Directions
Return a copy of every line in the records that includes the word "wpct".

Input material
_ _ _

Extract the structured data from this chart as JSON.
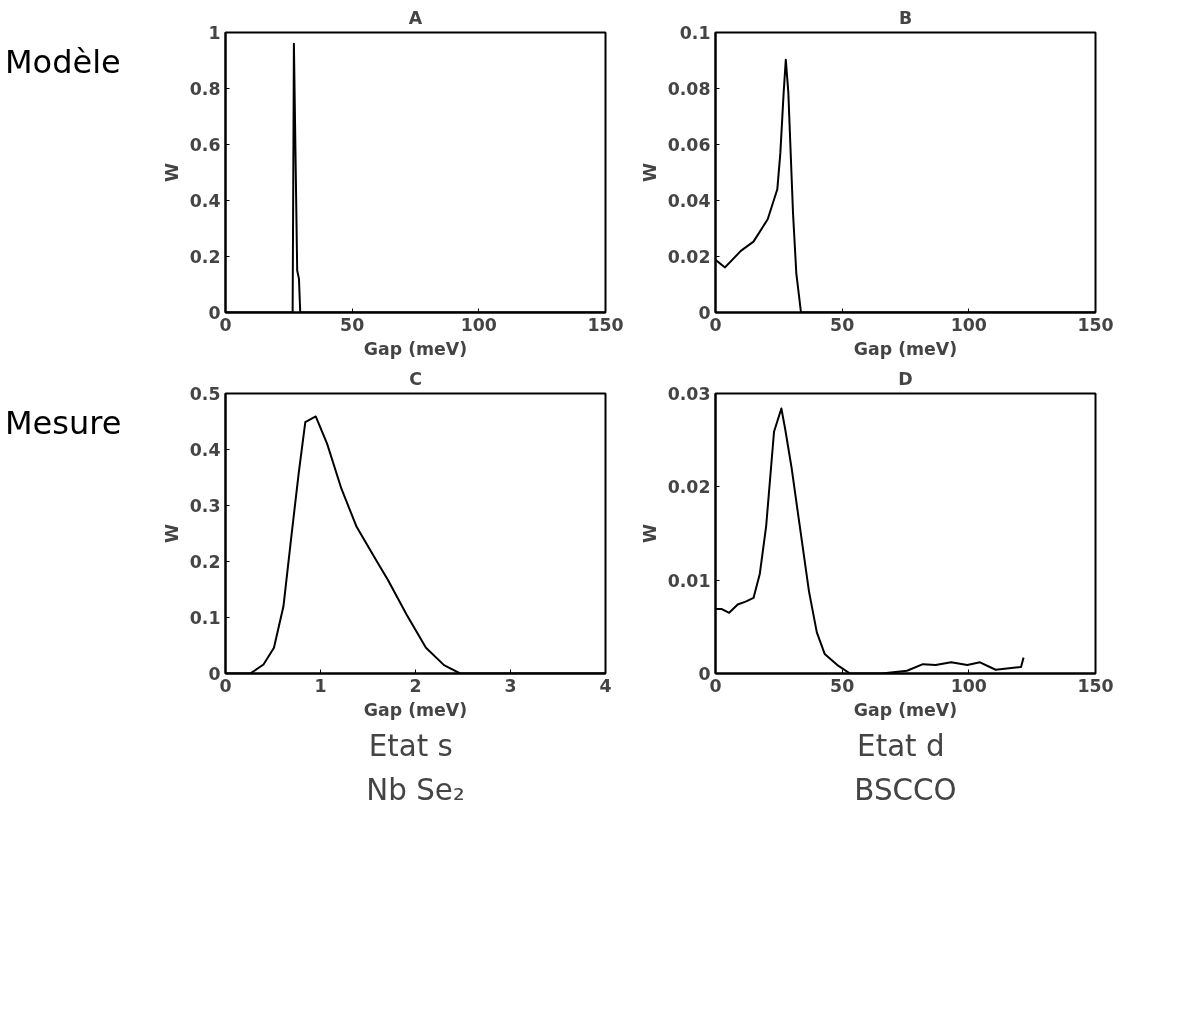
{
  "chart_data": [
    {
      "type": "line",
      "title": "A",
      "xlabel": "Gap (meV)",
      "ylabel": "W",
      "color": "#000000",
      "annotations": [
        "Modèle"
      ],
      "x": [
        0,
        26.5,
        27,
        28.3,
        29,
        29.5,
        150
      ],
      "values": [
        0,
        0,
        0.96,
        0.15,
        0.12,
        0,
        0
      ],
      "xlim": [
        0,
        150
      ],
      "xticks": [
        0,
        50,
        100,
        150
      ],
      "ylim": [
        0,
        1
      ],
      "yticks": [
        0,
        0.2,
        0.4,
        0.6,
        0.8,
        1
      ],
      "grid": false
    },
    {
      "type": "line",
      "title": "B",
      "xlabel": "Gap (meV)",
      "ylabel": "W",
      "color": "#000000",
      "x": [
        0,
        3.75,
        10,
        15,
        20.6,
        24.4,
        25.6,
        26.9,
        27.75,
        28.75,
        30.6,
        31.9,
        33.75,
        150
      ],
      "values": [
        0.0188,
        0.0161,
        0.022,
        0.0253,
        0.0333,
        0.044,
        0.057,
        0.0785,
        0.0903,
        0.0785,
        0.0355,
        0.014,
        0,
        0
      ],
      "xlim": [
        0,
        150
      ],
      "xticks": [
        0,
        50,
        100,
        150
      ],
      "ylim": [
        0,
        0.1
      ],
      "yticks": [
        0,
        0.02,
        0.04,
        0.06,
        0.08,
        0.1
      ],
      "grid": false
    },
    {
      "type": "line",
      "title": "C",
      "xlabel": "Gap (meV)",
      "ylabel": "W",
      "color": "#000000",
      "annotations": [
        "Mesure",
        "Etat  s",
        "Nb Se₂"
      ],
      "x": [
        0,
        0.26,
        0.4,
        0.51,
        0.61,
        0.69,
        0.77,
        0.84,
        0.95,
        1.07,
        1.22,
        1.38,
        1.58,
        1.71,
        1.91,
        2.11,
        2.3,
        2.47,
        4
      ],
      "values": [
        0,
        0,
        0.016,
        0.046,
        0.12,
        0.24,
        0.357,
        0.449,
        0.459,
        0.41,
        0.33,
        0.262,
        0.204,
        0.167,
        0.104,
        0.046,
        0.015,
        0,
        0
      ],
      "xlim": [
        0,
        4
      ],
      "xticks": [
        0,
        1,
        2,
        3,
        4
      ],
      "ylim": [
        0,
        0.5
      ],
      "yticks": [
        0,
        0.1,
        0.2,
        0.3,
        0.4,
        0.5
      ],
      "grid": false
    },
    {
      "type": "line",
      "title": "D",
      "xlabel": "Gap (meV)",
      "ylabel": "W",
      "color": "#000000",
      "annotations": [
        "Etat  d",
        "BSCCO"
      ],
      "x": [
        0,
        2.5,
        5.4,
        8.75,
        11.9,
        15,
        17.5,
        20,
        23.1,
        26,
        27.5,
        30,
        33.1,
        36.9,
        40,
        43.1,
        48.1,
        53.1,
        65.6,
        75.6,
        81.9,
        86.9,
        93,
        99.4,
        104.4,
        110.6,
        120.6,
        121.6
      ],
      "values": [
        0.0069,
        0.0069,
        0.0065,
        0.0074,
        0.0077,
        0.0081,
        0.0107,
        0.0158,
        0.0259,
        0.0284,
        0.0262,
        0.0221,
        0.0161,
        0.0088,
        0.0044,
        0.0021,
        0.0009,
        0,
        0,
        0.0003,
        0.001,
        0.0009,
        0.0012,
        0.0009,
        0.0012,
        0.0004,
        0.0007,
        0.0017
      ],
      "xlim": [
        0,
        150
      ],
      "xticks": [
        0,
        50,
        100,
        150
      ],
      "ylim": [
        0,
        0.03
      ],
      "yticks": [
        0,
        0.01,
        0.02,
        0.03
      ],
      "grid": false
    }
  ]
}
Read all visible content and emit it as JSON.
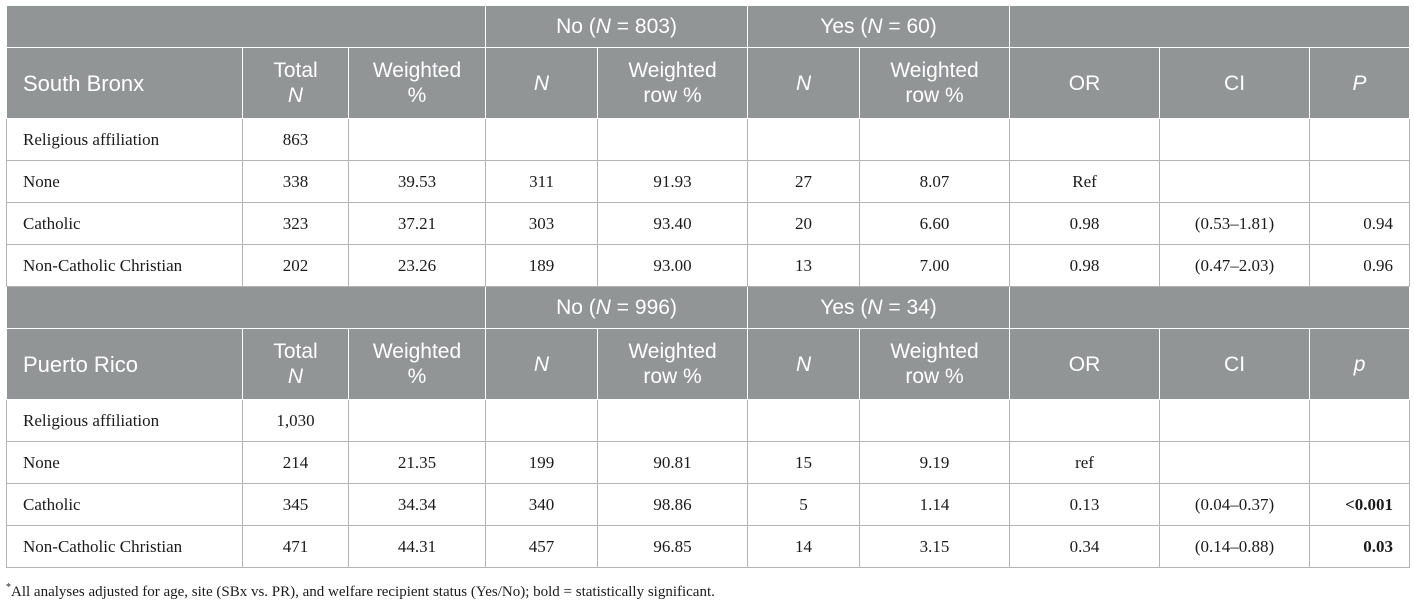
{
  "header": {
    "col_total": "Total",
    "col_n": "N",
    "col_weighted": "Weighted",
    "col_pct": "%",
    "col_weighted_row": "Weighted",
    "col_row_pct": "row %",
    "col_or": "OR",
    "col_ci": "CI"
  },
  "sections": [
    {
      "site": "South Bronx",
      "no_group": {
        "label": "No (",
        "n": "N",
        "value": " = 803)"
      },
      "yes_group": {
        "label": "Yes (",
        "n": "N",
        "value": " = 60)"
      },
      "p_label": "P",
      "rows": [
        {
          "label": "Religious affiliation",
          "total": "863",
          "wpct": "",
          "no_n": "",
          "no_row": "",
          "yes_n": "",
          "yes_row": "",
          "or": "",
          "ci": "",
          "p": ""
        },
        {
          "label": "None",
          "total": "338",
          "wpct": "39.53",
          "no_n": "311",
          "no_row": "91.93",
          "yes_n": "27",
          "yes_row": "8.07",
          "or": "Ref",
          "ci": "",
          "p": ""
        },
        {
          "label": "Catholic",
          "total": "323",
          "wpct": "37.21",
          "no_n": "303",
          "no_row": "93.40",
          "yes_n": "20",
          "yes_row": "6.60",
          "or": "0.98",
          "ci": "(0.53–1.81)",
          "p": "0.94"
        },
        {
          "label": "Non-Catholic Christian",
          "total": "202",
          "wpct": "23.26",
          "no_n": "189",
          "no_row": "93.00",
          "yes_n": "13",
          "yes_row": "7.00",
          "or": "0.98",
          "ci": "(0.47–2.03)",
          "p": "0.96"
        }
      ]
    },
    {
      "site": "Puerto Rico",
      "no_group": {
        "label": "No (",
        "n": "N",
        "value": " = 996)"
      },
      "yes_group": {
        "label": "Yes (",
        "n": "N",
        "value": " = 34)"
      },
      "p_label": "p",
      "rows": [
        {
          "label": "Religious affiliation",
          "total": "1,030",
          "wpct": "",
          "no_n": "",
          "no_row": "",
          "yes_n": "",
          "yes_row": "",
          "or": "",
          "ci": "",
          "p": ""
        },
        {
          "label": "None",
          "total": "214",
          "wpct": "21.35",
          "no_n": "199",
          "no_row": "90.81",
          "yes_n": "15",
          "yes_row": "9.19",
          "or": "ref",
          "ci": "",
          "p": ""
        },
        {
          "label": "Catholic",
          "total": "345",
          "wpct": "34.34",
          "no_n": "340",
          "no_row": "98.86",
          "yes_n": "5",
          "yes_row": "1.14",
          "or": "0.13",
          "ci": "(0.04–0.37)",
          "p": "<0.001"
        },
        {
          "label": "Non-Catholic Christian",
          "total": "471",
          "wpct": "44.31",
          "no_n": "457",
          "no_row": "96.85",
          "yes_n": "14",
          "yes_row": "3.15",
          "or": "0.34",
          "ci": "(0.14–0.88)",
          "p": "0.03"
        }
      ]
    }
  ],
  "footnote": {
    "marker": "*",
    "text": "All analyses adjusted for age, site (SBx vs. PR), and welfare recipient status (Yes/No); bold = statistically significant."
  }
}
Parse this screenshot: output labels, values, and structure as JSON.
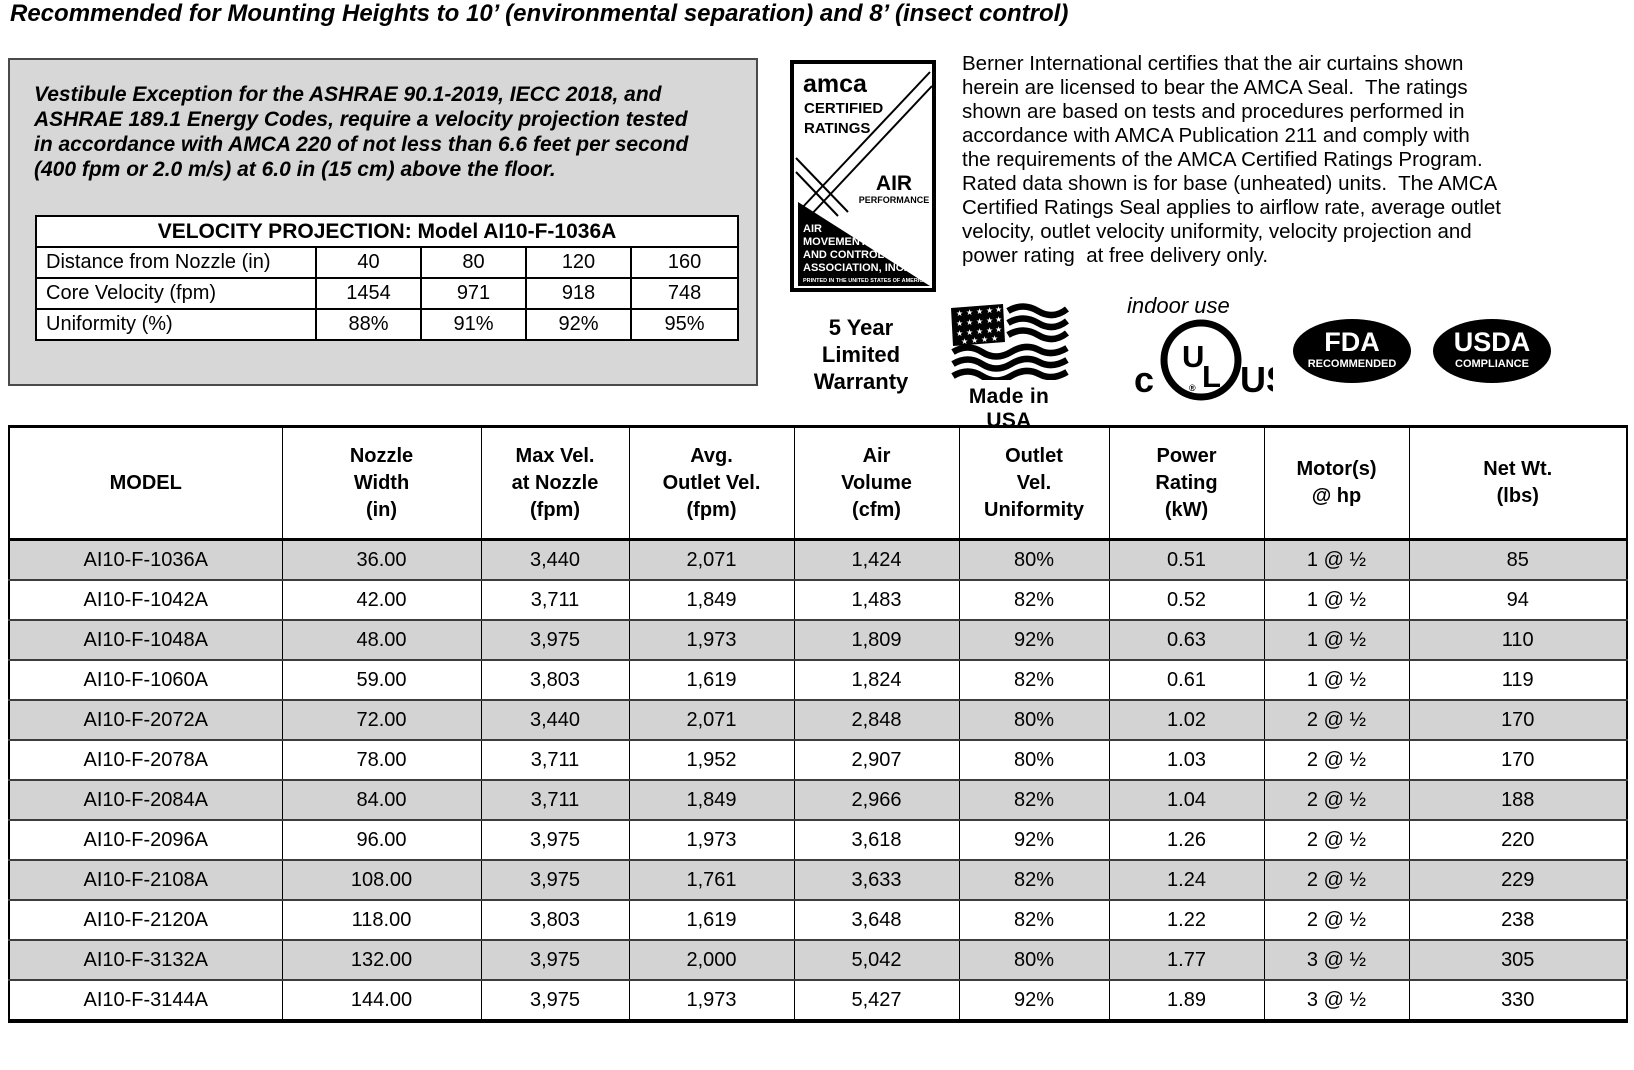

_ _ _

Answer to the exercise
          "wpct": "",
          "wpct": "39.53",
          "wpct": "37.21",
          "wpct": "23.26",
          "wpct": "",
          "wpct": "21.35",
          "wpct": "34.34",
          "wpct": "44.31",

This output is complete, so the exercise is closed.